Brief
In the entries below, find the lines with the word "quita" and copy them.

* begin *

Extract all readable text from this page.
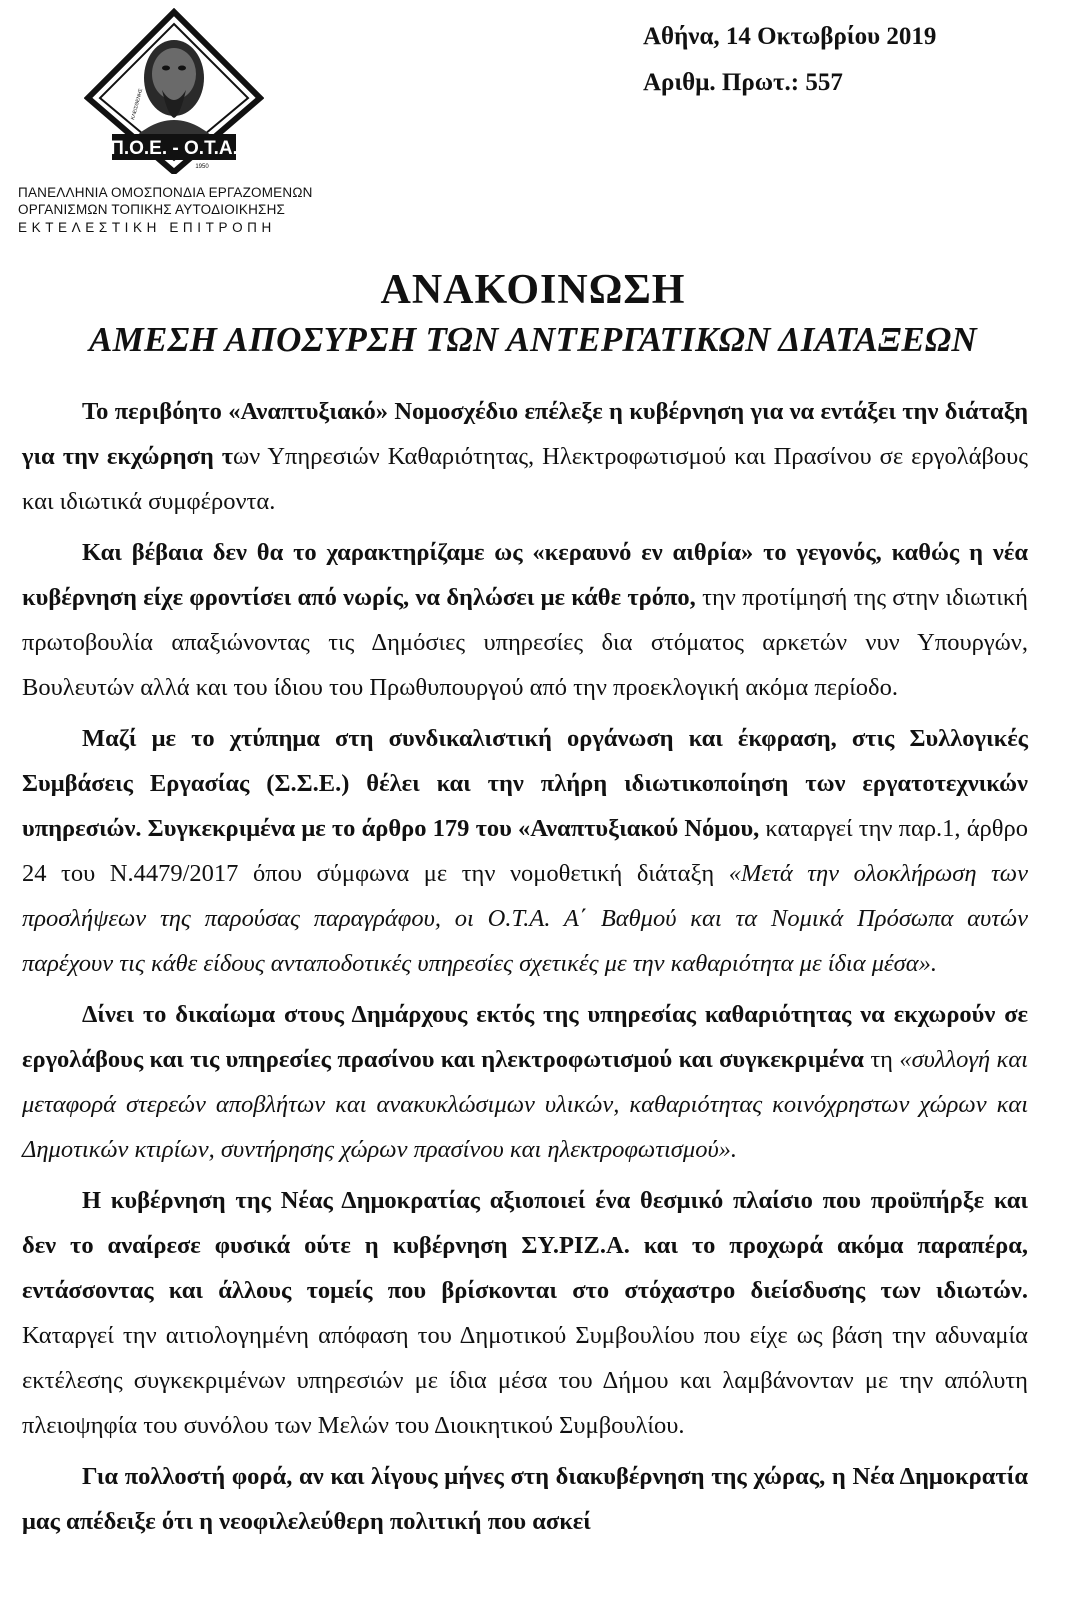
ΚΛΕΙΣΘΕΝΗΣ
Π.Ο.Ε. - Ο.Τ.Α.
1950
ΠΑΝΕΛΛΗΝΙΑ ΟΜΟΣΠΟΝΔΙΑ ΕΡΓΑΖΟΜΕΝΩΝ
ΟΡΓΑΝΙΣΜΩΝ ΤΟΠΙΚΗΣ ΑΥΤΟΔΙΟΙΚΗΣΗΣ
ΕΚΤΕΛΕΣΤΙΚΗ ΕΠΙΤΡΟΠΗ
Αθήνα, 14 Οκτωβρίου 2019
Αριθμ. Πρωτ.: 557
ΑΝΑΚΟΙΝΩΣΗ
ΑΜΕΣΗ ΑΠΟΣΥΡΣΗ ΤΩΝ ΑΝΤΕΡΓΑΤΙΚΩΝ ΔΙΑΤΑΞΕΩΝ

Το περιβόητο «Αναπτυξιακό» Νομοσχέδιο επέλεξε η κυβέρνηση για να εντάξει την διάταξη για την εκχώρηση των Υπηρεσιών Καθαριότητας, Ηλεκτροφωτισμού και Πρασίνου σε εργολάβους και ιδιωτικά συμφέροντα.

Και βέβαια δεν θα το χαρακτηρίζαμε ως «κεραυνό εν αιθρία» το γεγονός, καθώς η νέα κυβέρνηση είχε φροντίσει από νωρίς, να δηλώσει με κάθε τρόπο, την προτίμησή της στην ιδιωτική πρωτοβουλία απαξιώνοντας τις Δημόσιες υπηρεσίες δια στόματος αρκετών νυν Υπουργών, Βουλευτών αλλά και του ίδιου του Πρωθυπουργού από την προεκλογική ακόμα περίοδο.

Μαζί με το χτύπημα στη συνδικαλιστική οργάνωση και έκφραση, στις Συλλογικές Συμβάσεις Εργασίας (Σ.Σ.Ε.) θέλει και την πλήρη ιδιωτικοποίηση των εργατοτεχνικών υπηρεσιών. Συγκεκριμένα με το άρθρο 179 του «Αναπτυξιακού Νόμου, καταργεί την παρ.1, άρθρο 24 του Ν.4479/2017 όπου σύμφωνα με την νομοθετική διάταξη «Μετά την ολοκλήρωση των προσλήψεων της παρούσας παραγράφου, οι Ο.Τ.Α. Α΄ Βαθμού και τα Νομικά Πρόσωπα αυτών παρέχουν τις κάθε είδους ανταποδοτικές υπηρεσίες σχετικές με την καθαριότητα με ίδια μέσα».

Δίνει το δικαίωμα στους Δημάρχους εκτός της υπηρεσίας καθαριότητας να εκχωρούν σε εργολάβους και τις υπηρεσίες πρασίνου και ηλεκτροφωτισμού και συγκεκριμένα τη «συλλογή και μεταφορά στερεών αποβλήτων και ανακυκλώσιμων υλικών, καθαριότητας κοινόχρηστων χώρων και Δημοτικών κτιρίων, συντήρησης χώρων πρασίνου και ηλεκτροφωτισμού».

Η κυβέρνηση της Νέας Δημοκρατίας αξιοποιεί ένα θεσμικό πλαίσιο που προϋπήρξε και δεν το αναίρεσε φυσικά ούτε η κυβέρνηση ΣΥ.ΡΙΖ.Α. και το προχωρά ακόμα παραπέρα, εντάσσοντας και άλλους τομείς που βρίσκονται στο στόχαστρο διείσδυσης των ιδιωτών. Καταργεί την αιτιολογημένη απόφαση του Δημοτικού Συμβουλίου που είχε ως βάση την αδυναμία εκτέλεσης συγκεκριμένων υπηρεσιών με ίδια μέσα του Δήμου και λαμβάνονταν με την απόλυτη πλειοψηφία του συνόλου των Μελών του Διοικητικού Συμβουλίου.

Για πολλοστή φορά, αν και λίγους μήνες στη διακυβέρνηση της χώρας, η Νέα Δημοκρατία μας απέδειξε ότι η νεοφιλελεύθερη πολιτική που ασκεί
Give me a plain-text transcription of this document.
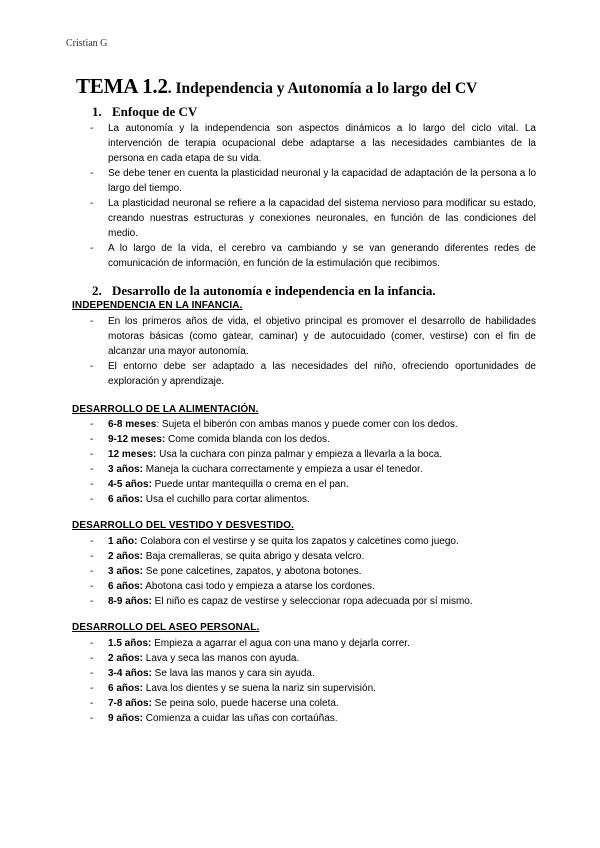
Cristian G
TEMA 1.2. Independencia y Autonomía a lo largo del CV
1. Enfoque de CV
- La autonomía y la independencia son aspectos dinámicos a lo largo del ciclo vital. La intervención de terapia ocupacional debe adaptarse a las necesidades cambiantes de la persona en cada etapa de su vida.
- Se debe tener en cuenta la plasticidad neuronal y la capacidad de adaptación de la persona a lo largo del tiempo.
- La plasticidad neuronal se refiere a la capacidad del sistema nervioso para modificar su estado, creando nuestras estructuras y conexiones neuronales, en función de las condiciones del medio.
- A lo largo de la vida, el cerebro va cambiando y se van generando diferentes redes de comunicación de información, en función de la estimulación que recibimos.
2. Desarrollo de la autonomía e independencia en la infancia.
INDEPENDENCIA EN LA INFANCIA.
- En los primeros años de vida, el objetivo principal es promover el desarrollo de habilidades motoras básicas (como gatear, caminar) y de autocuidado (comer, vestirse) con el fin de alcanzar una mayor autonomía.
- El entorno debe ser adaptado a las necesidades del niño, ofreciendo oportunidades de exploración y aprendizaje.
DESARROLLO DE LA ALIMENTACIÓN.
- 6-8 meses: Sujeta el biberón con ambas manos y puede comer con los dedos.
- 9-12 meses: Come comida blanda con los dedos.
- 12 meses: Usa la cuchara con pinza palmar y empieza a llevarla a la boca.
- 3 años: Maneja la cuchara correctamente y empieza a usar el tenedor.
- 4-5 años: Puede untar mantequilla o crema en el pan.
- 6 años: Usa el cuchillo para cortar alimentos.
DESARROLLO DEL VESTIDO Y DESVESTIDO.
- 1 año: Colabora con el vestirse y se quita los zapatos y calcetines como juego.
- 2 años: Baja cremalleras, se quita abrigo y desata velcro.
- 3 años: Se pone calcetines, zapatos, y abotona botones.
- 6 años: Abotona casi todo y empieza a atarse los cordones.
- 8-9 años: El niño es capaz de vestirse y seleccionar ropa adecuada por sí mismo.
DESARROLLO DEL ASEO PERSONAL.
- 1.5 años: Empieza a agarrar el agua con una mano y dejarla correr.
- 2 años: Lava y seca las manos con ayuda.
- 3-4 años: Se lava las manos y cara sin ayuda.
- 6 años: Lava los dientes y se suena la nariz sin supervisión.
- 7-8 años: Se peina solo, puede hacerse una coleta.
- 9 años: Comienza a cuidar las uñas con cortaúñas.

* end *

Completed task
- 1 año: Colabora con el vestirse y se quita los zapatos y calcetines como juego.
- 2 años: Baja cremalleras, se quita abrigo y desata velcro.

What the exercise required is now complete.